Directive:
Copy each line in which the string "text" occurs.

##### Listed records

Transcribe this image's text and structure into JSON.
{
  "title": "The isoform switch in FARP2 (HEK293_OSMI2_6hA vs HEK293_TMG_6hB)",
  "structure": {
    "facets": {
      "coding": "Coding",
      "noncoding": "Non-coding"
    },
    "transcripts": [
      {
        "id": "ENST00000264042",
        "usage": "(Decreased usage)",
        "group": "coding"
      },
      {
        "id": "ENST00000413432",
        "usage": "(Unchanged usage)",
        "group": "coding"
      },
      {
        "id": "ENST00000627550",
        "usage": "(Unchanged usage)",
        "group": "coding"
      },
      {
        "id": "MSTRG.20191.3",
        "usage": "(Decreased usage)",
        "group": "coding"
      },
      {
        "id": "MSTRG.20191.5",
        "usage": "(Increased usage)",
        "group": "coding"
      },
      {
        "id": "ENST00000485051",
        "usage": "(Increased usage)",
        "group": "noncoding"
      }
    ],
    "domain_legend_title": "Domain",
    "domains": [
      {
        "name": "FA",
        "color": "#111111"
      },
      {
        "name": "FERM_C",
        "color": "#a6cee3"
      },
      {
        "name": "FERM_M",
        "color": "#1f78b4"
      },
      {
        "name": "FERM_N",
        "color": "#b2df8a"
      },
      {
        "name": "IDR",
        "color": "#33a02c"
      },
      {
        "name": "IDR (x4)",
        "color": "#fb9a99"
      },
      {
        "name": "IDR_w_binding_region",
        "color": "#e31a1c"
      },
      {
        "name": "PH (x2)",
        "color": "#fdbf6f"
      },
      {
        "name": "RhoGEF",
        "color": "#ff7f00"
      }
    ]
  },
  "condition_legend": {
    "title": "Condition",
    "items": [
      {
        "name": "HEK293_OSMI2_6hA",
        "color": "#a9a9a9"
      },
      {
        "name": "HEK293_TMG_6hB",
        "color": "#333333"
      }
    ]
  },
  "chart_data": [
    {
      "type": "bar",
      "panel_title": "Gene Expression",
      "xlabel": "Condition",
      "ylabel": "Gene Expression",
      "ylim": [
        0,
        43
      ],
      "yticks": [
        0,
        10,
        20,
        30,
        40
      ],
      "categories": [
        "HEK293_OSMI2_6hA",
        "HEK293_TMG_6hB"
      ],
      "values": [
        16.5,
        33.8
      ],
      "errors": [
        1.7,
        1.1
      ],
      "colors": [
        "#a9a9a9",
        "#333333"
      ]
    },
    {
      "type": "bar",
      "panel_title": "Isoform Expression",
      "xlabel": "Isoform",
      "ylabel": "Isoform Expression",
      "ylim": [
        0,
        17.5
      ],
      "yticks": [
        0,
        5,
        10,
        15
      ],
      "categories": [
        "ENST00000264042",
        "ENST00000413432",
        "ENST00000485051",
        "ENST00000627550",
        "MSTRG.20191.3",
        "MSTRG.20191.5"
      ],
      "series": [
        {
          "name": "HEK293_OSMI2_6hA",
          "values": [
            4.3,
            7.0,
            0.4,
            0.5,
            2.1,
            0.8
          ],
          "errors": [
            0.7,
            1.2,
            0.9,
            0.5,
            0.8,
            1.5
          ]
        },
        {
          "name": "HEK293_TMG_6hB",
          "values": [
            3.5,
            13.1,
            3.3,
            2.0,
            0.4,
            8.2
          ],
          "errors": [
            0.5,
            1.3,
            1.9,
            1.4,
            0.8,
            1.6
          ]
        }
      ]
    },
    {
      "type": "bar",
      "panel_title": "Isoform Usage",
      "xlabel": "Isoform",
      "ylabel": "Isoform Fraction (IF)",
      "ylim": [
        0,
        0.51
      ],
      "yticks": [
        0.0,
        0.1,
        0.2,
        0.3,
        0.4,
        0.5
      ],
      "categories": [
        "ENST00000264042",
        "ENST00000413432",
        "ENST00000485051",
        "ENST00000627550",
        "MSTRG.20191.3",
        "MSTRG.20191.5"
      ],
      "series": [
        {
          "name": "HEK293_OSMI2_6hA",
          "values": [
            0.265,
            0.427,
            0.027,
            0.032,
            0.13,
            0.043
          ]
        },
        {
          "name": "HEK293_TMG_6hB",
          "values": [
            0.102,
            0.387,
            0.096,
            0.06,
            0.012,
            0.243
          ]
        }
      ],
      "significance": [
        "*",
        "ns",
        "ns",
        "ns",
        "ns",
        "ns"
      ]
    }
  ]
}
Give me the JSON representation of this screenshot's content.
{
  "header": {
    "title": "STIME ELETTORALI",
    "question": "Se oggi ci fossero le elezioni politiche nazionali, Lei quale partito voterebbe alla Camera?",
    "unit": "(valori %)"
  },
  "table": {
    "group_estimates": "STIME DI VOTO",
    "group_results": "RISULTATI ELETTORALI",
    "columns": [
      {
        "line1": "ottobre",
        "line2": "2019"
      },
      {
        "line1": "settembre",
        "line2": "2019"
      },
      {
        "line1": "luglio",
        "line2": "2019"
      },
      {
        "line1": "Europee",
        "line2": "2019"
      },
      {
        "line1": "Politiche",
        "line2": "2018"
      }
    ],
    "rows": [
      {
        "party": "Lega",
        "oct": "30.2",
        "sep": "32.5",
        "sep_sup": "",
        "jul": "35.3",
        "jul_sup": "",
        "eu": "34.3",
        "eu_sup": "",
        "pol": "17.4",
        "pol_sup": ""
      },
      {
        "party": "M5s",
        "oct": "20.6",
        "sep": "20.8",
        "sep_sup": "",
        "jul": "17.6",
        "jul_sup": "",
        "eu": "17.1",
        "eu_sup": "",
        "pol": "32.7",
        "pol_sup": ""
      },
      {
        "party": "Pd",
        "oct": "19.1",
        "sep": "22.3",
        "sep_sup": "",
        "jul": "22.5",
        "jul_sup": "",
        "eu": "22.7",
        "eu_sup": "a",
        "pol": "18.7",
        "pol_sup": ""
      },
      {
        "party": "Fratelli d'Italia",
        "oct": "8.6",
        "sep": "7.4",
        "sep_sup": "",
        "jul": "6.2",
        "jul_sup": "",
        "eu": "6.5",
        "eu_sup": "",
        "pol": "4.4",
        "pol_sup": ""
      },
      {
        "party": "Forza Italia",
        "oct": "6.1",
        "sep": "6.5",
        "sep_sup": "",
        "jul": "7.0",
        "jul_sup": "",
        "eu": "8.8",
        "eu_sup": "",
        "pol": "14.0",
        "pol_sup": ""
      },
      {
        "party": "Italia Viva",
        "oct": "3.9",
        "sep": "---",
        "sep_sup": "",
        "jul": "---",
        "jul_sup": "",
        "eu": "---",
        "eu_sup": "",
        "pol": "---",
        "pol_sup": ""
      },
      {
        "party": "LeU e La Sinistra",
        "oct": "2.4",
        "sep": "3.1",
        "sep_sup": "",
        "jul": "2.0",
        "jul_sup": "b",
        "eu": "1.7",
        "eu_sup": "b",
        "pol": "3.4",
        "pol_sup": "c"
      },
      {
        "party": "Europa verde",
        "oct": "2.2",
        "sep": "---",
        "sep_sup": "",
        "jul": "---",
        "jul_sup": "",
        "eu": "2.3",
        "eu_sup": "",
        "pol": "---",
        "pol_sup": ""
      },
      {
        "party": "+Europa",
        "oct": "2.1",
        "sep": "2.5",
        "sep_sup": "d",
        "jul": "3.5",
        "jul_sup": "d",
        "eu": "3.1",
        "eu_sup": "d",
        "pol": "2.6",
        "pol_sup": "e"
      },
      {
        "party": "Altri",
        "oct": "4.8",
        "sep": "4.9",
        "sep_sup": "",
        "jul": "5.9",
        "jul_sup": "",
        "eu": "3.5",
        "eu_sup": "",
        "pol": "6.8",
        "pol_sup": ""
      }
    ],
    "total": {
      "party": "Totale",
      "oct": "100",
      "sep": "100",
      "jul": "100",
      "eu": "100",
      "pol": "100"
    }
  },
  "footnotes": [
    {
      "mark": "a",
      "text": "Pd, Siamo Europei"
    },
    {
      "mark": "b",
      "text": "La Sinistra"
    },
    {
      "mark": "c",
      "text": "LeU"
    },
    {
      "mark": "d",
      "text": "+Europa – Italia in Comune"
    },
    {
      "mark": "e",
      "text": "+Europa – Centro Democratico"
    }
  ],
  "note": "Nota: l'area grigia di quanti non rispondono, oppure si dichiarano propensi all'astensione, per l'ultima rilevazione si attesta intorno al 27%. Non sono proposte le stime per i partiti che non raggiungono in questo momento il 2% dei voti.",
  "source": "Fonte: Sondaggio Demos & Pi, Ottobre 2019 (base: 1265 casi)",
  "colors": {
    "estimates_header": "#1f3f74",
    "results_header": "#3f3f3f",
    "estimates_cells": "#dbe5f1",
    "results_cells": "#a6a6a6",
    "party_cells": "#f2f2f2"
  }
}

##########

Correct output:
Transcribe this image's text and structure into JSON.
      "text": "Pd, Siamo Europei"
      "text": "La Sinistra"
      "text": "LeU"
      "text": "+Europa – Italia in Comune"
      "text": "+Europa – Centro Democratico"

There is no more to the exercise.